(Data excerpts)
* * *

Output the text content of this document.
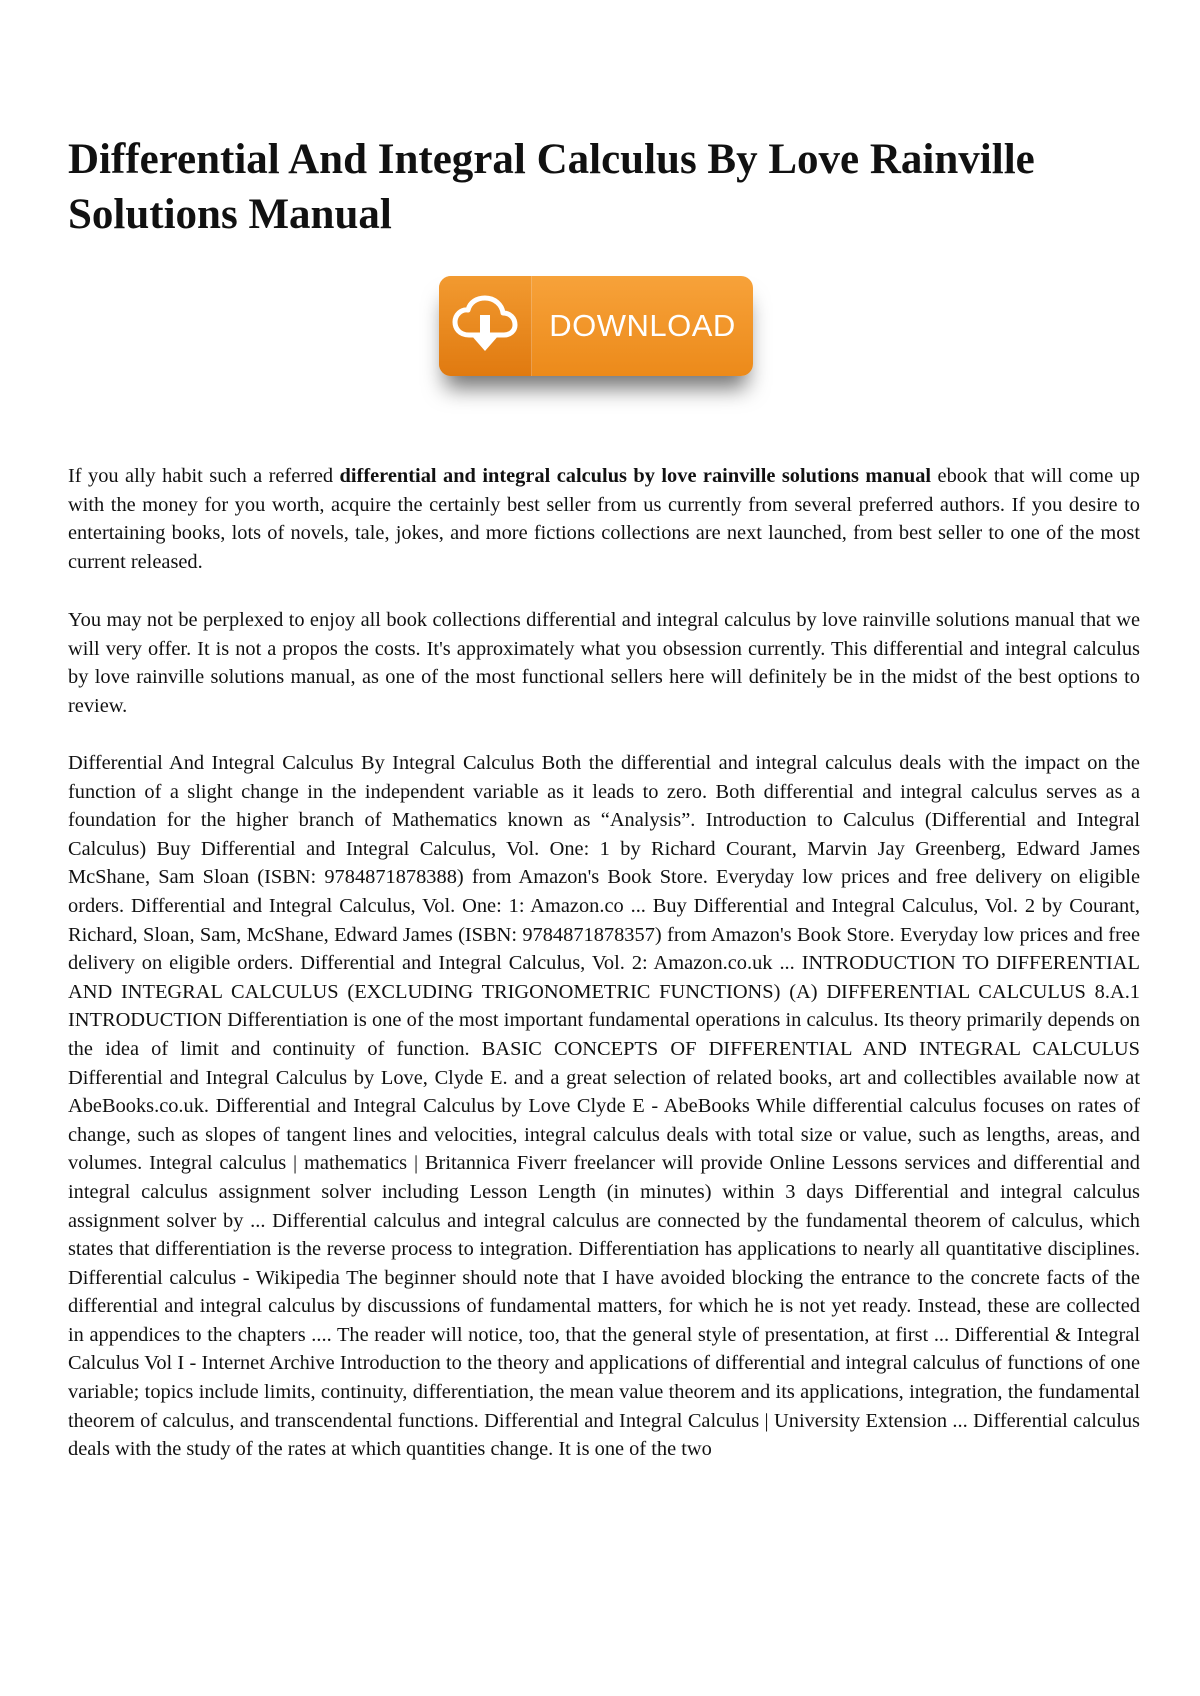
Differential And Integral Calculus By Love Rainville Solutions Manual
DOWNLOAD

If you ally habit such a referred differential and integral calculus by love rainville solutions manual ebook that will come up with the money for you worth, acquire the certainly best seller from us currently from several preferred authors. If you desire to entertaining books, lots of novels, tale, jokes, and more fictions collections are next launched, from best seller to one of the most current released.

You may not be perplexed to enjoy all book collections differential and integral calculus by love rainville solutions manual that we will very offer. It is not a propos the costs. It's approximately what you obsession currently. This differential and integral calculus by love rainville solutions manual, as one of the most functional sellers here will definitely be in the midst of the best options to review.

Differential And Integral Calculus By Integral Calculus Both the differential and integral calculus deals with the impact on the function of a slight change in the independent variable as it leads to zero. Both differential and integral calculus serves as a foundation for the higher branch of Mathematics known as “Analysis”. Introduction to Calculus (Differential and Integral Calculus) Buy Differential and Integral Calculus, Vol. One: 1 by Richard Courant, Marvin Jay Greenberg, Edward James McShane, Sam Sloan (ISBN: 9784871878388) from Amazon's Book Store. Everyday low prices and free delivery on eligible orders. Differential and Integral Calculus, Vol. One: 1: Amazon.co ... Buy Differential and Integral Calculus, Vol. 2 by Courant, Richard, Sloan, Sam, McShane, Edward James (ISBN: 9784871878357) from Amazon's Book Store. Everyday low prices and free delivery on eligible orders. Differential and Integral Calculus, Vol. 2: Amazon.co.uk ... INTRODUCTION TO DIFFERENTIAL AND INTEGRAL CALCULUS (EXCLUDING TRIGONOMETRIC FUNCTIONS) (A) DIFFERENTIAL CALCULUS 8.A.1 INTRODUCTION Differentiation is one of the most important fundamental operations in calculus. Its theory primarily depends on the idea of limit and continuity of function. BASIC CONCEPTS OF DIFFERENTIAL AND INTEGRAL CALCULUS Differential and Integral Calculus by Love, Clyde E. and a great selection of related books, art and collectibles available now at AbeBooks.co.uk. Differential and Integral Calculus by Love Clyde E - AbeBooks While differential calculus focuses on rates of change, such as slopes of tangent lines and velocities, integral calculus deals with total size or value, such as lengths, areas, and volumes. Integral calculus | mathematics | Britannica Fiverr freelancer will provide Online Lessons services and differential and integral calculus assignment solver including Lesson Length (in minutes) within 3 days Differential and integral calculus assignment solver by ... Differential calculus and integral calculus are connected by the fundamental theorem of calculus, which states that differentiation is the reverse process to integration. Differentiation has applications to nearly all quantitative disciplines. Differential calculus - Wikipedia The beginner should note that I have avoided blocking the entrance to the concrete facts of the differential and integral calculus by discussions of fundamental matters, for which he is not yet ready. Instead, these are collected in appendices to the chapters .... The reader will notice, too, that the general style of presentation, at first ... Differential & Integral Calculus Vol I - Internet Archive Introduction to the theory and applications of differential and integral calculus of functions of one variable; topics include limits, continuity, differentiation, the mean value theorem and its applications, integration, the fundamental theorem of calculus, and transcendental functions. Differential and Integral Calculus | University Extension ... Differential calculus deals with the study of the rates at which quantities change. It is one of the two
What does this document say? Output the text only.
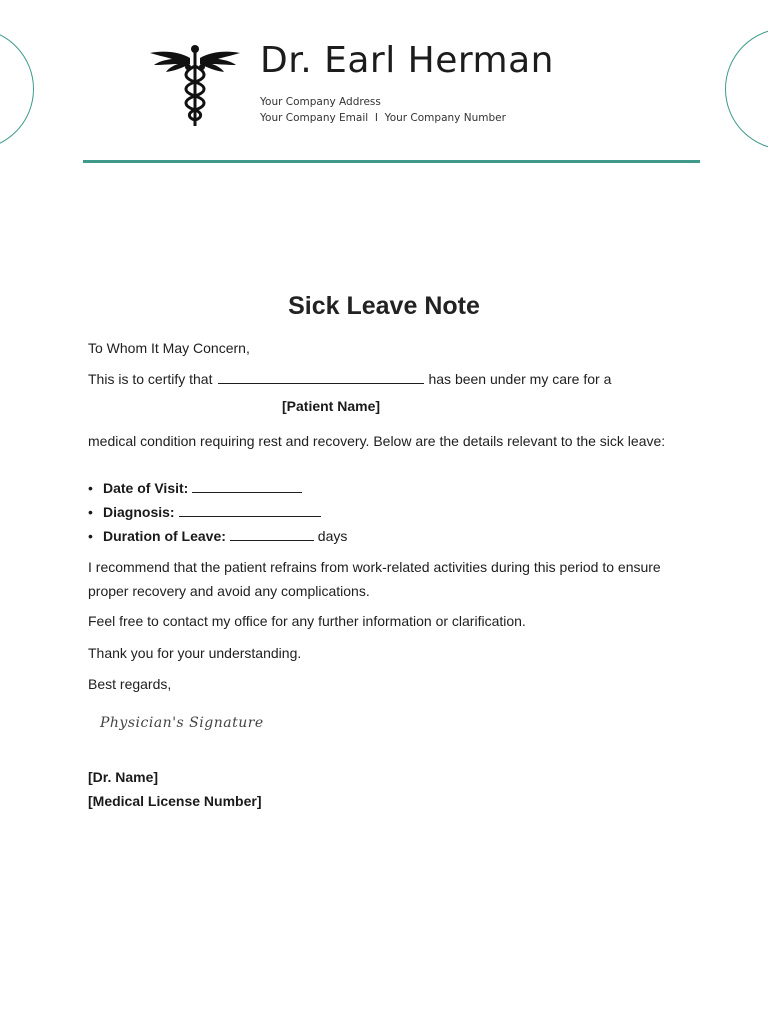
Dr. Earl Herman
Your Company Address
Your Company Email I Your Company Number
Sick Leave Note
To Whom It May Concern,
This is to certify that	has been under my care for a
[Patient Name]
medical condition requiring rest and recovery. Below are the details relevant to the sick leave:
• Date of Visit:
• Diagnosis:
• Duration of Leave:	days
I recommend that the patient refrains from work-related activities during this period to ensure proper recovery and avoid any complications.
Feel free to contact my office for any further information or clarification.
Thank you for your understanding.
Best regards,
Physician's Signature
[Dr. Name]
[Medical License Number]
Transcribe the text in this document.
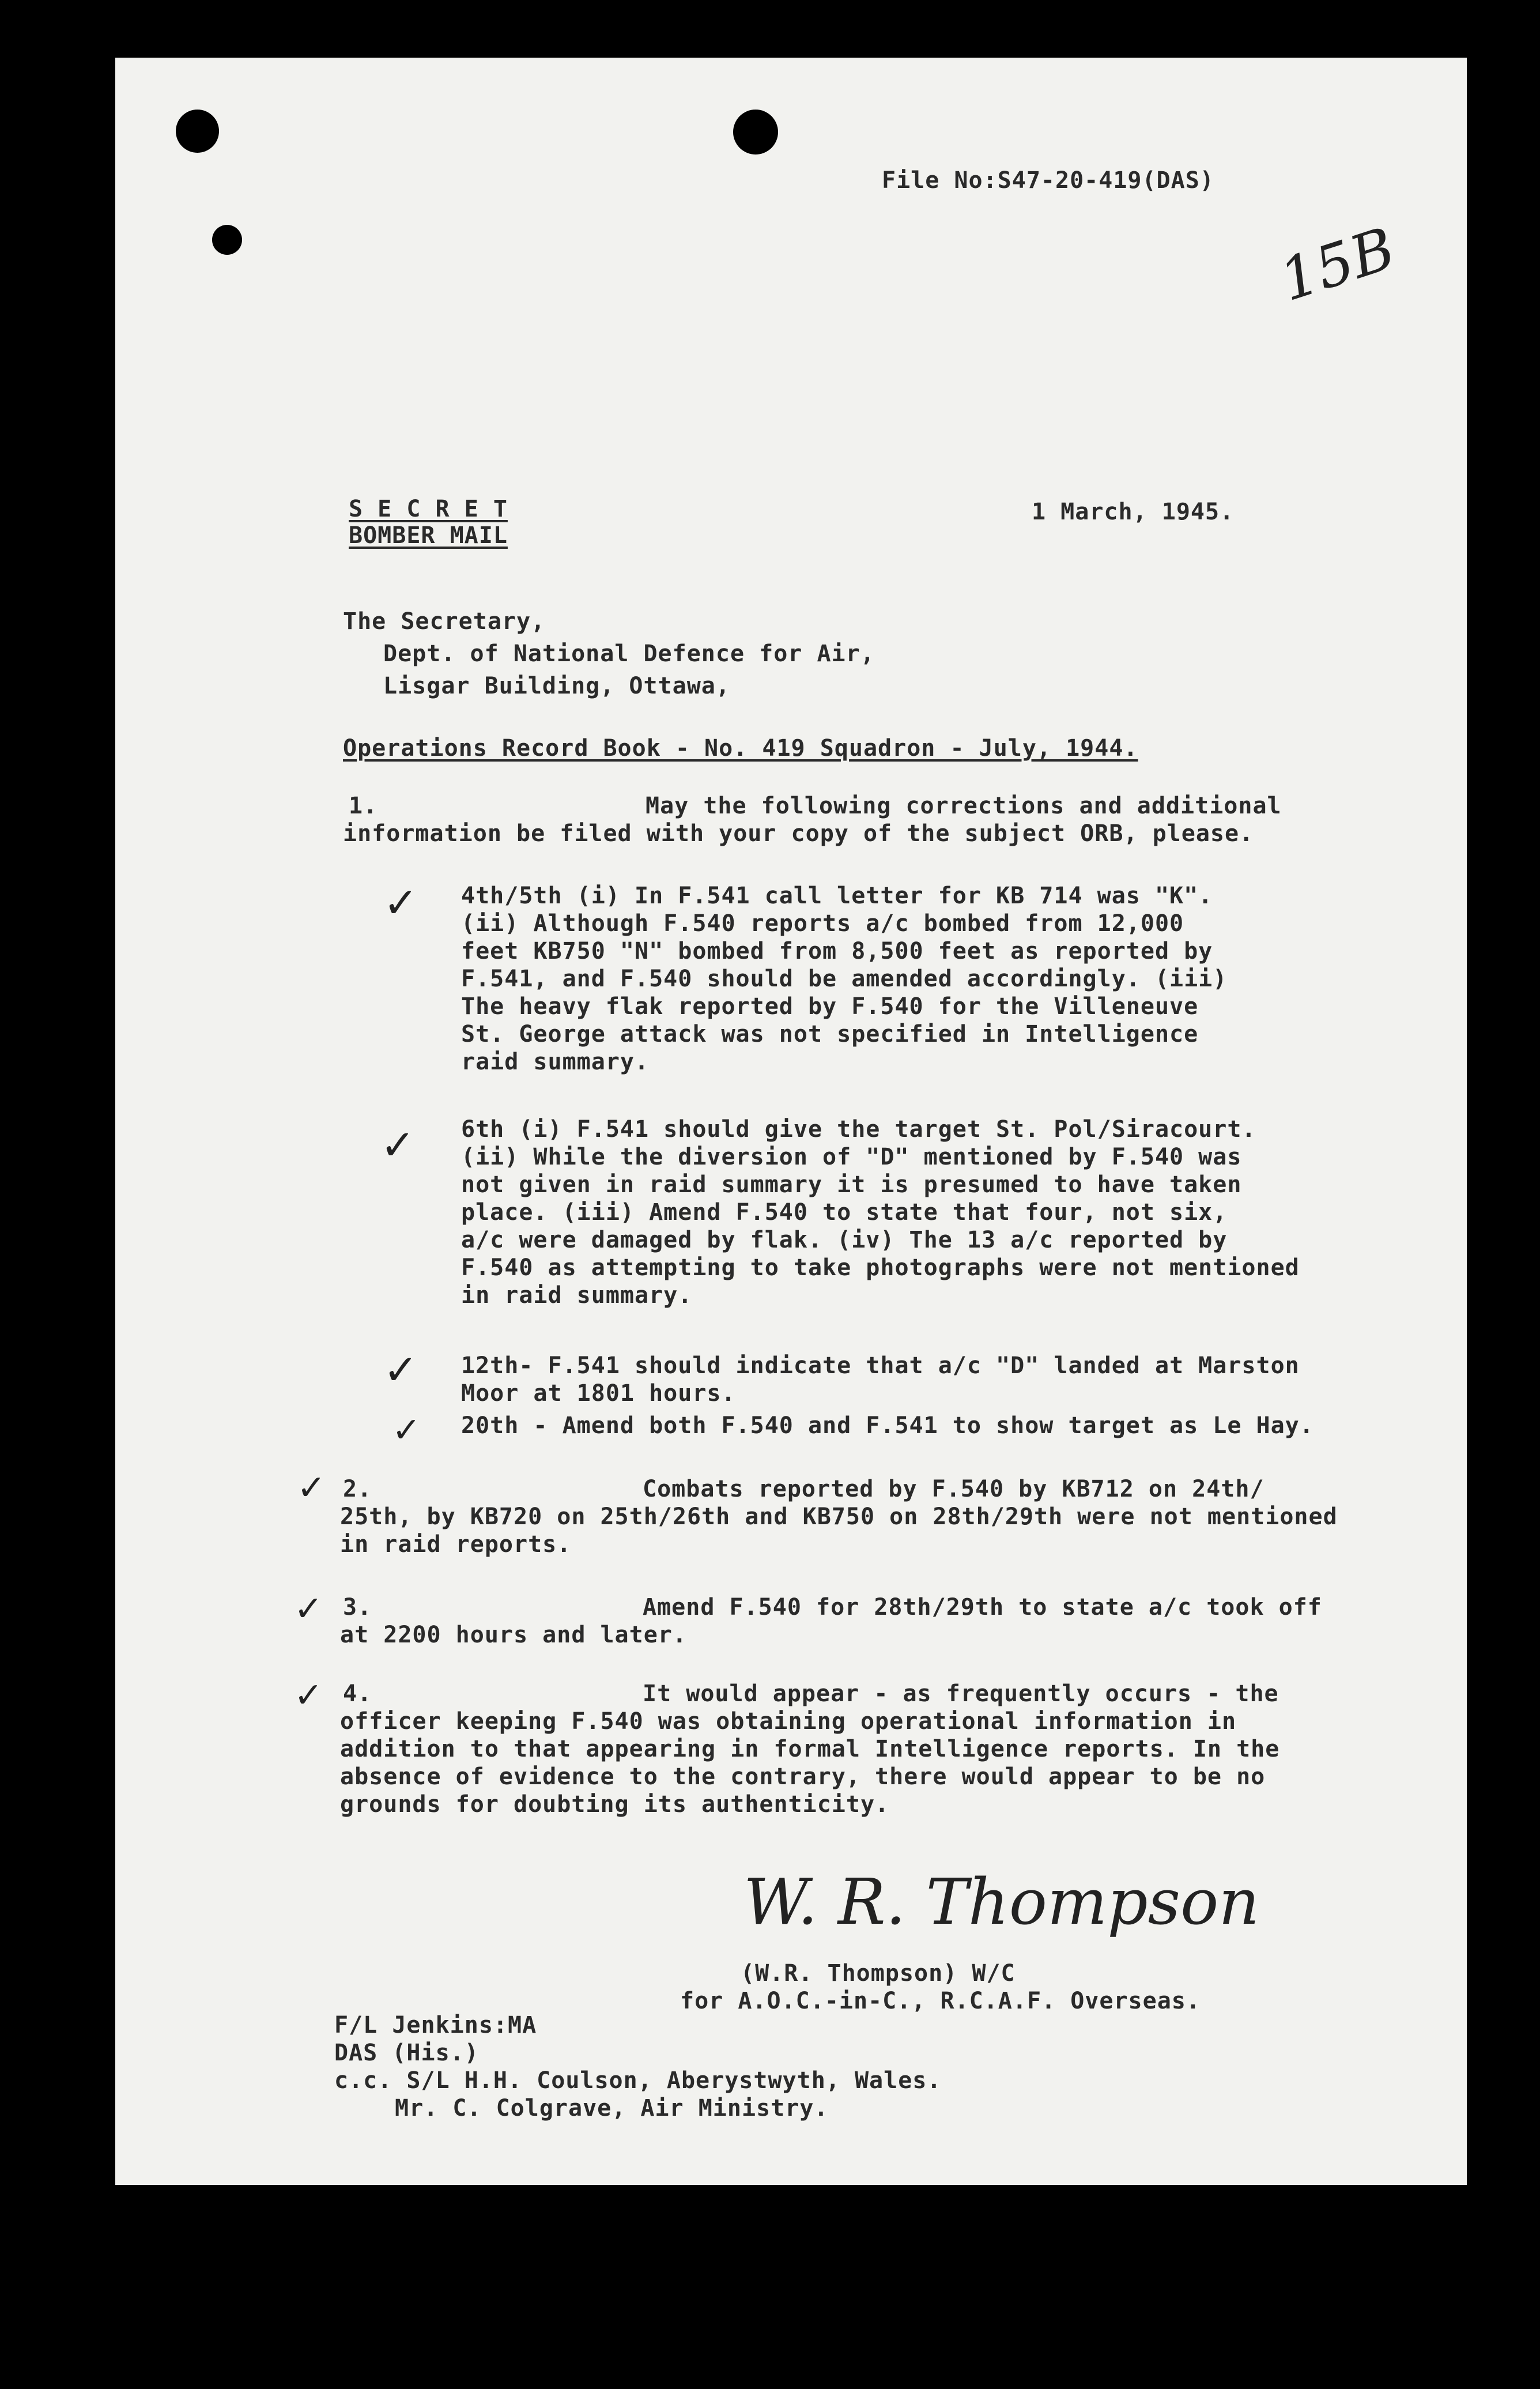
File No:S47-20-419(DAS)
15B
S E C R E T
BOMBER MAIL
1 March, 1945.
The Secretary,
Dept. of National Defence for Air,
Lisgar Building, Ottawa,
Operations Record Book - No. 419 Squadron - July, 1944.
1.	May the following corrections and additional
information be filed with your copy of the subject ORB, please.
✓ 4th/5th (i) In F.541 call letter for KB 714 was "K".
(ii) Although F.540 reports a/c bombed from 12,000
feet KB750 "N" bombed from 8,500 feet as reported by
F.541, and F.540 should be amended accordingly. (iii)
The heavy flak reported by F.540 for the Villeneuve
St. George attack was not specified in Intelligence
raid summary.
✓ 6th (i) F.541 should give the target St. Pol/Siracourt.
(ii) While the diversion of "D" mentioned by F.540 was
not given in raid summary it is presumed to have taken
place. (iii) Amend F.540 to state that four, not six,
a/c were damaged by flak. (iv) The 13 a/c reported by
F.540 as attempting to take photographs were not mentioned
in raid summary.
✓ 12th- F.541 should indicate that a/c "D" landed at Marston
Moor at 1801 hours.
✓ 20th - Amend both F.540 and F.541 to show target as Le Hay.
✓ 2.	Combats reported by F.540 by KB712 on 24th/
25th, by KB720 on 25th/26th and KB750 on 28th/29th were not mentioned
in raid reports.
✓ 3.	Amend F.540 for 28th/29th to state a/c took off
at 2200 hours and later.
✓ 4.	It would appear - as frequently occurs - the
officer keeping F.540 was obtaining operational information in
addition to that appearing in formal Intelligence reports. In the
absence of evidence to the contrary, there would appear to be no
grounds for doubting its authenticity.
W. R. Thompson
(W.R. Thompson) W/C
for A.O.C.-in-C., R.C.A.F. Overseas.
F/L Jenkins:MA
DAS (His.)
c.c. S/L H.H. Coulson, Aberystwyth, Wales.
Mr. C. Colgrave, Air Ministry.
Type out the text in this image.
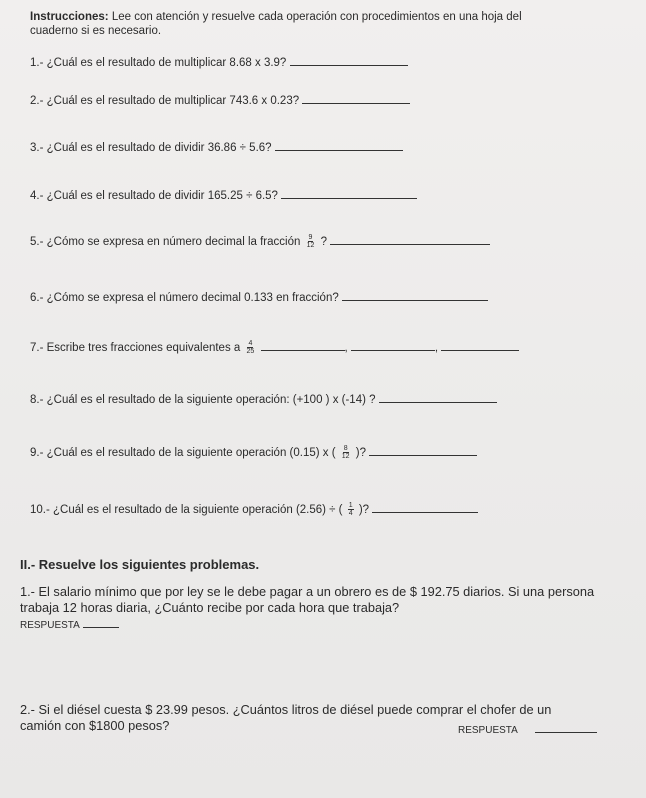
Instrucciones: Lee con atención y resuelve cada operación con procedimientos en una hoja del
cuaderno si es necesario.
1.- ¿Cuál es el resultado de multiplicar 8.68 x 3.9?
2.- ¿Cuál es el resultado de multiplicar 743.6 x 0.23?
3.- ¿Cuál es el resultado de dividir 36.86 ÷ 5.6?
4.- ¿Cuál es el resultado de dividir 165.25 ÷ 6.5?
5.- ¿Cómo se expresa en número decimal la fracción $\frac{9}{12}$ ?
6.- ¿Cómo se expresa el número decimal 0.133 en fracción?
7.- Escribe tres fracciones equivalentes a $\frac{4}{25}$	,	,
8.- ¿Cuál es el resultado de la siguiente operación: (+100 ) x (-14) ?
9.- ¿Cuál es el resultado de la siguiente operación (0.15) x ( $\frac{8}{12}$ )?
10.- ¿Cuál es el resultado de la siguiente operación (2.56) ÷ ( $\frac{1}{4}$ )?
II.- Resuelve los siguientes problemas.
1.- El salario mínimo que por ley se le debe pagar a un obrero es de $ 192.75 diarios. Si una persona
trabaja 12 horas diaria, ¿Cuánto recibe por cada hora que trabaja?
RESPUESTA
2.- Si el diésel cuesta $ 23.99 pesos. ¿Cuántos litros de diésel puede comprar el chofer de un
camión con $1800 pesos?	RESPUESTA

* * *

Task statement:
Out of the material above, gather each line where "operación" appears.

Exercise solution:
Instrucciones: Lee con atención y resuelve cada operación con procedimientos en una hoja del
8.- ¿Cuál es el resultado de la siguiente operación: (+100 ) x (-14) ?
9.- ¿Cuál es el resultado de la siguiente operación (0.15) x ( $\frac{8}{12}$ )?
10.- ¿Cuál es el resultado de la siguiente operación (2.56) ÷ ( $\frac{1}{4}$ )?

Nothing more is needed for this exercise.